> _PROBLEM DETAILS_: Pull out each line of the data that includes the word "facto".

> _GIVEN DATA_:
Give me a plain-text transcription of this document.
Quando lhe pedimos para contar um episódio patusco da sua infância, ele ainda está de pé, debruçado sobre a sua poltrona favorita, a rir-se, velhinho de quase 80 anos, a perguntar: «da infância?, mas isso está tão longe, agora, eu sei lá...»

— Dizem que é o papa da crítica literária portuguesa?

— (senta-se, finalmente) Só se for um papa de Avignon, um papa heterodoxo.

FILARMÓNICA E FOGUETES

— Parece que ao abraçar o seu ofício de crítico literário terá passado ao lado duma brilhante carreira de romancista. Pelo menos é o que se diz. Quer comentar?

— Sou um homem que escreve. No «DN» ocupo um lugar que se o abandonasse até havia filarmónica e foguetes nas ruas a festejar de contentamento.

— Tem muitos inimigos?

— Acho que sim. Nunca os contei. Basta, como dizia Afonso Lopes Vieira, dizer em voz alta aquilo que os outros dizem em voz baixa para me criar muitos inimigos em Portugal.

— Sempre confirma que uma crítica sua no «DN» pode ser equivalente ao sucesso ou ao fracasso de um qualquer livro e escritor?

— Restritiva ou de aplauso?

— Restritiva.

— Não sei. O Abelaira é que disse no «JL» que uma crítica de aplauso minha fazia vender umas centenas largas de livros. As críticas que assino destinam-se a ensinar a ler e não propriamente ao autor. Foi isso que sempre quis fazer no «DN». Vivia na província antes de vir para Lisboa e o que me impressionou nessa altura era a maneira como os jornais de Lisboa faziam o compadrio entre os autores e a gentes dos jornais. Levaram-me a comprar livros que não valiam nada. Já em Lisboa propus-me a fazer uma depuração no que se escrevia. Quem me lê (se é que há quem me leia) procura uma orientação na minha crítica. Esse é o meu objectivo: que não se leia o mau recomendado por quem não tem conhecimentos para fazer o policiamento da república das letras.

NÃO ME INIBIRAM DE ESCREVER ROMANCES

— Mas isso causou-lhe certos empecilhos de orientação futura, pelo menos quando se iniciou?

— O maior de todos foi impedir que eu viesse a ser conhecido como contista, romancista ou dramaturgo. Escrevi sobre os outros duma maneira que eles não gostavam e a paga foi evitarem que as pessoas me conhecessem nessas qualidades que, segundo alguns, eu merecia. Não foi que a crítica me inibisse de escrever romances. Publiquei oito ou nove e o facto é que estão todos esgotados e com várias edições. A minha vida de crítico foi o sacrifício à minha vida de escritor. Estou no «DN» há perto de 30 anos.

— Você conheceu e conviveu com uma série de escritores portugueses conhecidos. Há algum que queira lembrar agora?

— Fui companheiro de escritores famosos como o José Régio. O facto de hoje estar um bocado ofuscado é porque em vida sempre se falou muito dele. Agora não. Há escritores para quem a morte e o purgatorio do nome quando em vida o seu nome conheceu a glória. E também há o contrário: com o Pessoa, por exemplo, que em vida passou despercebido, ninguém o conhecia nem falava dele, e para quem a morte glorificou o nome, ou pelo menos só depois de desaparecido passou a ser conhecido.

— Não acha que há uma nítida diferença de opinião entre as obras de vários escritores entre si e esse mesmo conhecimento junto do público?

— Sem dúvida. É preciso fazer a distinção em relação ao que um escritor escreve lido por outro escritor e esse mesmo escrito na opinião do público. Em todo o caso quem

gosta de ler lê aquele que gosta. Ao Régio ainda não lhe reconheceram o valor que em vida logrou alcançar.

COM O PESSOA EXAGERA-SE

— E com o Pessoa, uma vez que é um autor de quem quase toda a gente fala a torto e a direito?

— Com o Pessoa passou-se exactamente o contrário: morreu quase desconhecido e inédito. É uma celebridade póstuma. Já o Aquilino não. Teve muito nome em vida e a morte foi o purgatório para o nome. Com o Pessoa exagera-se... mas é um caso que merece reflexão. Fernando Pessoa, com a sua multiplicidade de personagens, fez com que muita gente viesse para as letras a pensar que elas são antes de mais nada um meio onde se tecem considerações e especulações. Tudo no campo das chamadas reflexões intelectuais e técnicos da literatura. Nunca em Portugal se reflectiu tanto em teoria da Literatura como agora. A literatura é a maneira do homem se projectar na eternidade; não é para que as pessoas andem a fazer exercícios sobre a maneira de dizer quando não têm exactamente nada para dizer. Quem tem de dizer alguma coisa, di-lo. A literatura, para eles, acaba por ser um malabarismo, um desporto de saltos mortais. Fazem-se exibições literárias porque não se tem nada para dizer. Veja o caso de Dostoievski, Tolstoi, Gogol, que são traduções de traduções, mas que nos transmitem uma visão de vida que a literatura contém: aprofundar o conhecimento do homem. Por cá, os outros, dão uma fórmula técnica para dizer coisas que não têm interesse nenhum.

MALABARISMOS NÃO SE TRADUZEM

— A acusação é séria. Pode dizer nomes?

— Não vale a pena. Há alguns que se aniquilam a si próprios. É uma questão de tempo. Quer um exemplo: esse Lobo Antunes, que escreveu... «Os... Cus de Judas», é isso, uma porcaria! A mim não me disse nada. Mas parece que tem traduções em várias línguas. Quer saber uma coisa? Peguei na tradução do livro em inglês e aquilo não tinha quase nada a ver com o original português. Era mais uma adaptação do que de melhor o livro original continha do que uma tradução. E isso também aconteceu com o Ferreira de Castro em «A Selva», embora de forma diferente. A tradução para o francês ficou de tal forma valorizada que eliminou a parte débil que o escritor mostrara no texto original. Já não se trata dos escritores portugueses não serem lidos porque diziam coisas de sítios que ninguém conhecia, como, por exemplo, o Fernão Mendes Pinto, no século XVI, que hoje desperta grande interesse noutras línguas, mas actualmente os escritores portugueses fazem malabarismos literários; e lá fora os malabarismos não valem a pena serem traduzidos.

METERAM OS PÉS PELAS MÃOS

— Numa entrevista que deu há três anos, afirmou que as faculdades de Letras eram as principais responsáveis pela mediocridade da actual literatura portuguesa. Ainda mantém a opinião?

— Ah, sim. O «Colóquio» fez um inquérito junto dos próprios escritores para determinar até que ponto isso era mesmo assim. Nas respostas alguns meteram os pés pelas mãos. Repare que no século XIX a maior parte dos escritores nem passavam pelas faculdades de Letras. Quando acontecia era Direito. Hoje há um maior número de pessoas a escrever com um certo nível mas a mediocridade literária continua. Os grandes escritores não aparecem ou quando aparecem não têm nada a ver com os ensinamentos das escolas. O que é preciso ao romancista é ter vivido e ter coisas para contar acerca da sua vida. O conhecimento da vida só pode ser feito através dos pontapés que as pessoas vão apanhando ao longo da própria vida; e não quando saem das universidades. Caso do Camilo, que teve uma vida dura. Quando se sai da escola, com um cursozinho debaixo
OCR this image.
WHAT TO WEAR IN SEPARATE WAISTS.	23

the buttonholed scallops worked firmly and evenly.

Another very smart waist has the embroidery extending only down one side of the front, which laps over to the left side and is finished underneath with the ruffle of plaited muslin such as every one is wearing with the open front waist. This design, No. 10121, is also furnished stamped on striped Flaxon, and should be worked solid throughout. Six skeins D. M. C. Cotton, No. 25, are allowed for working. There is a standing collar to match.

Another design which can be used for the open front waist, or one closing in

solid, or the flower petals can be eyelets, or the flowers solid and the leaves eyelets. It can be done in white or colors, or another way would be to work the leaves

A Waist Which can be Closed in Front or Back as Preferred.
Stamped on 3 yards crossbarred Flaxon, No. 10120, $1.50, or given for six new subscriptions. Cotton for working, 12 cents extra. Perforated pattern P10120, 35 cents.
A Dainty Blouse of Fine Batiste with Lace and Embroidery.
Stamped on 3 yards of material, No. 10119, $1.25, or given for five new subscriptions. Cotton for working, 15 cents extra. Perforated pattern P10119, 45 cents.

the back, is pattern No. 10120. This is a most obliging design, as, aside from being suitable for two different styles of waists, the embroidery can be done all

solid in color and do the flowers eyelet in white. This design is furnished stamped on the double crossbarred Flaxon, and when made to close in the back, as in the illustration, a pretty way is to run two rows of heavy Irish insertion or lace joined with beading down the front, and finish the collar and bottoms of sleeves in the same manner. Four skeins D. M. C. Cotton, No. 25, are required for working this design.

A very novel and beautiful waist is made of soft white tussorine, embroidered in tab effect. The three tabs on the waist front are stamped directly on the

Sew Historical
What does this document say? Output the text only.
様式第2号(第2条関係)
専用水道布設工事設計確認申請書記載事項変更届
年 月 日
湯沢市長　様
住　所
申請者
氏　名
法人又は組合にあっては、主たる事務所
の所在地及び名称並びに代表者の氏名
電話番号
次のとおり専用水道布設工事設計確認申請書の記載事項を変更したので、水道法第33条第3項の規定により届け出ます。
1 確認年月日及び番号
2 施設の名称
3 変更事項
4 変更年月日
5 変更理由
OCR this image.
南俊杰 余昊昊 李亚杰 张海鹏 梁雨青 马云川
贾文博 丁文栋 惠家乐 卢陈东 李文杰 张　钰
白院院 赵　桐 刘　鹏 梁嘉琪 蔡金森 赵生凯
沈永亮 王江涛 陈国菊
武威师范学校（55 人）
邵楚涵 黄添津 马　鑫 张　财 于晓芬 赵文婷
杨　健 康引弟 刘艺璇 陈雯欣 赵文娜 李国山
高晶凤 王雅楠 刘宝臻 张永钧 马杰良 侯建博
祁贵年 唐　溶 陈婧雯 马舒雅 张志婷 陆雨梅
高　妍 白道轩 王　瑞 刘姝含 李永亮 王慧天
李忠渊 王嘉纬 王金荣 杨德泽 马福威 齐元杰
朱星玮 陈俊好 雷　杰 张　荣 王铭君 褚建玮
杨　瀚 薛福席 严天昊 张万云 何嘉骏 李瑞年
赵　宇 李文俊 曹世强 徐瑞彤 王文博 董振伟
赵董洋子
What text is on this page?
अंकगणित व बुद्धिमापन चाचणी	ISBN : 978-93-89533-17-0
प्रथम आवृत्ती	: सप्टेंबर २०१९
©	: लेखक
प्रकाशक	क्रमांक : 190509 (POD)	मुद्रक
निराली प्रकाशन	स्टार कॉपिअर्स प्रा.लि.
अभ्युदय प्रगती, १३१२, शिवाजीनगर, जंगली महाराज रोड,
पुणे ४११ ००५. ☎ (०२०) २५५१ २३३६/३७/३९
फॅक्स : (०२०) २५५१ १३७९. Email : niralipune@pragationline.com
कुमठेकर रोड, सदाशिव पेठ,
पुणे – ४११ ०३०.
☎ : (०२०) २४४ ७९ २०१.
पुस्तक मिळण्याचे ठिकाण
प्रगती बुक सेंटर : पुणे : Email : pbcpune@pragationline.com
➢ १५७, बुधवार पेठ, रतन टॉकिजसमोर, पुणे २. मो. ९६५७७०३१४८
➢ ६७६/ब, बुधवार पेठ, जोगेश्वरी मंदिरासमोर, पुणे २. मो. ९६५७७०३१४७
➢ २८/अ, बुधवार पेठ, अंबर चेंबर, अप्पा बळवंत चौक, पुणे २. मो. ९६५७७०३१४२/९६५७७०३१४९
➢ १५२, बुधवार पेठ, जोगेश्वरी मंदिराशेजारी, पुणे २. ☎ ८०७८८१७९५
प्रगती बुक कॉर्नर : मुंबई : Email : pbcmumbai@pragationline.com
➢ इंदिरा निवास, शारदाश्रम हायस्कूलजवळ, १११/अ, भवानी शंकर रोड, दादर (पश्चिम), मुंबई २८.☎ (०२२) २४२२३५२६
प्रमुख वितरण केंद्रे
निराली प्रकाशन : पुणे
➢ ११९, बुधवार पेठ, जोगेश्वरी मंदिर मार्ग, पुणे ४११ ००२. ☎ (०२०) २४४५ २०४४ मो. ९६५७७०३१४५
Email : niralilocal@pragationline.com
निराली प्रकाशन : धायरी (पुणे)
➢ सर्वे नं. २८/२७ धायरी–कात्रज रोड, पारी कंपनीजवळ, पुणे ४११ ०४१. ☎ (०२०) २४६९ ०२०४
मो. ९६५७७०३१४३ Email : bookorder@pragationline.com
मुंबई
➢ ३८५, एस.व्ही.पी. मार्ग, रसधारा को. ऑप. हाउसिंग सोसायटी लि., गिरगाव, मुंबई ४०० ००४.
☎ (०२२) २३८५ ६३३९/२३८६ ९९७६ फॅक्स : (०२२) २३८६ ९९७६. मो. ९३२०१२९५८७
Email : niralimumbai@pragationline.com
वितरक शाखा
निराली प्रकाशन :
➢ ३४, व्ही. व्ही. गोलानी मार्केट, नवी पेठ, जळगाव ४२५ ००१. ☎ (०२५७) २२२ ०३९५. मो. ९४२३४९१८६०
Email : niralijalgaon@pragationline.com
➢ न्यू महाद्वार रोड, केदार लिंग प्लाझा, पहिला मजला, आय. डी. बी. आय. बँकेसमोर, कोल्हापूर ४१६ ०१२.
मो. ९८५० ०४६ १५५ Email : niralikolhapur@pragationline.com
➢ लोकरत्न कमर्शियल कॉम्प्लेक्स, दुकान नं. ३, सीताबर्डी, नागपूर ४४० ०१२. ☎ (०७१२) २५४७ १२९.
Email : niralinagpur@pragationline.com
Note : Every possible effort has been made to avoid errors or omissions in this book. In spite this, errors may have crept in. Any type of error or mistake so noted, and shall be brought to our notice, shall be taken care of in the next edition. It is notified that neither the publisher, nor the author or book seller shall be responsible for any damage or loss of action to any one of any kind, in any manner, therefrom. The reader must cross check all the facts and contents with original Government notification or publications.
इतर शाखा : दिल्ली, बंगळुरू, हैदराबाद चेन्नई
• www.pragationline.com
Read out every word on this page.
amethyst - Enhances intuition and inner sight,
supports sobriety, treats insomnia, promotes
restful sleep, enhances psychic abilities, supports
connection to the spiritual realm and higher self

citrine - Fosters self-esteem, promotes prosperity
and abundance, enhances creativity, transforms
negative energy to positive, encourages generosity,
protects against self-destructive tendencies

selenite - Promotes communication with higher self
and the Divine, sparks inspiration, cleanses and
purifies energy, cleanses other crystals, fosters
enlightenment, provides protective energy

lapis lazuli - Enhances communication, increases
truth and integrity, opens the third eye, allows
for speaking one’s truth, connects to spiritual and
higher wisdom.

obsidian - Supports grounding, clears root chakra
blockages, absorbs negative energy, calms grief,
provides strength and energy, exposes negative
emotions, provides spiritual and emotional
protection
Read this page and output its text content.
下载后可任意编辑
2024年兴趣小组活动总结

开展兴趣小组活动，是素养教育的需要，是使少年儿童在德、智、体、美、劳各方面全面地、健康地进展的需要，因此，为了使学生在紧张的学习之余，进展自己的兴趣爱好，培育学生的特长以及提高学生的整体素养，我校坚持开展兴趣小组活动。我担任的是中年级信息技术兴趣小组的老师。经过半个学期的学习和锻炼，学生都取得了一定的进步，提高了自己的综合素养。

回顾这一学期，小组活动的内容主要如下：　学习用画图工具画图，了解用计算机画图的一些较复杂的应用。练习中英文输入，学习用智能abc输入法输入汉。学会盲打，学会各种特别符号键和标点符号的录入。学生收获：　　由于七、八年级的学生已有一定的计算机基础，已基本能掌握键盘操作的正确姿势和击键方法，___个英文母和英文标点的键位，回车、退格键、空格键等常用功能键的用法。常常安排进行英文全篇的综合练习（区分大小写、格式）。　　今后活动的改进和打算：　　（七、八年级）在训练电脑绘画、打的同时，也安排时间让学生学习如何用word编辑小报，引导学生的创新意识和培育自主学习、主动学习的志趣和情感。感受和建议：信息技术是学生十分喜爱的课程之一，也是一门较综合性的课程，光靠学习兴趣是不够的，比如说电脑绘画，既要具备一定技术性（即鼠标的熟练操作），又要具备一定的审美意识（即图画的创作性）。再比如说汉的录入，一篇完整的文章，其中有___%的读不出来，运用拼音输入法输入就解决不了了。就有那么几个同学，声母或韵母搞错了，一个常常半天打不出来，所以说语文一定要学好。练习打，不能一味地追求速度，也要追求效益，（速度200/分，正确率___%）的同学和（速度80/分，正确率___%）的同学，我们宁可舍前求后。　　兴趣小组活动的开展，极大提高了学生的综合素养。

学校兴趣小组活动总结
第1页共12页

> _RESPONSE FOR THIS EXERCISE_:
— O maior de todos foi impedir que eu viesse a ser conhecido como contista, romancista ou dramaturgo. Escrevi sobre os outros duma maneira que eles não gostavam e a paga foi evitarem que as pessoas me conhecessem nessas qualidades que, segundo alguns, eu merecia. Não foi que a crítica me inibisse de escrever romances. Publiquei oito ou nove e o facto é que estão todos esgotados e com várias edições. A minha vida de crítico foi o sacrifício à minha vida de escritor. Estou no «DN» há perto de 30 anos.
— Fui companheiro de escritores famosos como o José Régio. O facto de hoje estar um bocado ofuscado é porque em vida sempre se falou muito dele. Agora não. Há escritores para quem a morte e o purgatorio do nome quando em vida o seu nome conheceu a glória. E também há o contrário: com o Pessoa, por exemplo, que em vida passou despercebido, ninguém o conhecia nem falava dele, e para quem a morte glorificou o nome, ou pelo menos só depois de desaparecido passou a ser conhecido.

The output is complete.